▸ What you will do: Collect every line in the records below that contains the word "заинтересованного".

▸ Records shown:
.....

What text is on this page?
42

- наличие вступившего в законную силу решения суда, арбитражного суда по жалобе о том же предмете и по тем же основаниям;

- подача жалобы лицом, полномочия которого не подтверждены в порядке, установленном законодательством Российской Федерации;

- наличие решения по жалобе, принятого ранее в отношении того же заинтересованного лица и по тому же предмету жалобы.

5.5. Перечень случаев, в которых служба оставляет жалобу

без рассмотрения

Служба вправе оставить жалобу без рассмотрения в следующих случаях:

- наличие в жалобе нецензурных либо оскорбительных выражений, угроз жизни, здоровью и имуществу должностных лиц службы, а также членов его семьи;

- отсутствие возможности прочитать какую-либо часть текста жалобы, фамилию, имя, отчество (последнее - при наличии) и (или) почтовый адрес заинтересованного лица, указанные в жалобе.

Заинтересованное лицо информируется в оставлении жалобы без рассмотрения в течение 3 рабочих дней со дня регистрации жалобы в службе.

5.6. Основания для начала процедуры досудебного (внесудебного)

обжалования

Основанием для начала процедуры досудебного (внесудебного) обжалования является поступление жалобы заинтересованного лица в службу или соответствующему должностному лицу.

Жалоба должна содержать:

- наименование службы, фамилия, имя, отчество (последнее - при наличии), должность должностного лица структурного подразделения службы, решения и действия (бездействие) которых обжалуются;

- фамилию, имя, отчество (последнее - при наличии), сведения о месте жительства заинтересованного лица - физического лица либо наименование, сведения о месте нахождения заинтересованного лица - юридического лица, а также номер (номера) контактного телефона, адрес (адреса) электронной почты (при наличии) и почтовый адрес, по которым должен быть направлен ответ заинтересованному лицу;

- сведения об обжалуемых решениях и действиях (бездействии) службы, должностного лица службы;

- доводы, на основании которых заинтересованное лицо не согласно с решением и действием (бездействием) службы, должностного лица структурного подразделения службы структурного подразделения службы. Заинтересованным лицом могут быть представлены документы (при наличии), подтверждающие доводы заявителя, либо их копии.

.....

▸ Right answer:
- наличие решения по жалобе, принятого ранее в отношении того же заинтересованного лица и по тому же предмету жалобы.
- отсутствие возможности прочитать какую-либо часть текста жалобы, фамилию, имя, отчество (последнее - при наличии) и (или) почтовый адрес заинтересованного лица, указанные в жалобе.
Основанием для начала процедуры досудебного (внесудебного) обжалования является поступление жалобы заинтересованного лица в службу или соответствующему должностному лицу.
- фамилию, имя, отчество (последнее - при наличии), сведения о месте жительства заинтересованного лица - физического лица либо наименование, сведения о месте нахождения заинтересованного лица - юридического лица, а также номер (номера) контактного телефона, адрес (адреса) электронной почты (при наличии) и почтовый адрес, по которым должен быть направлен ответ заинтересованному лицу;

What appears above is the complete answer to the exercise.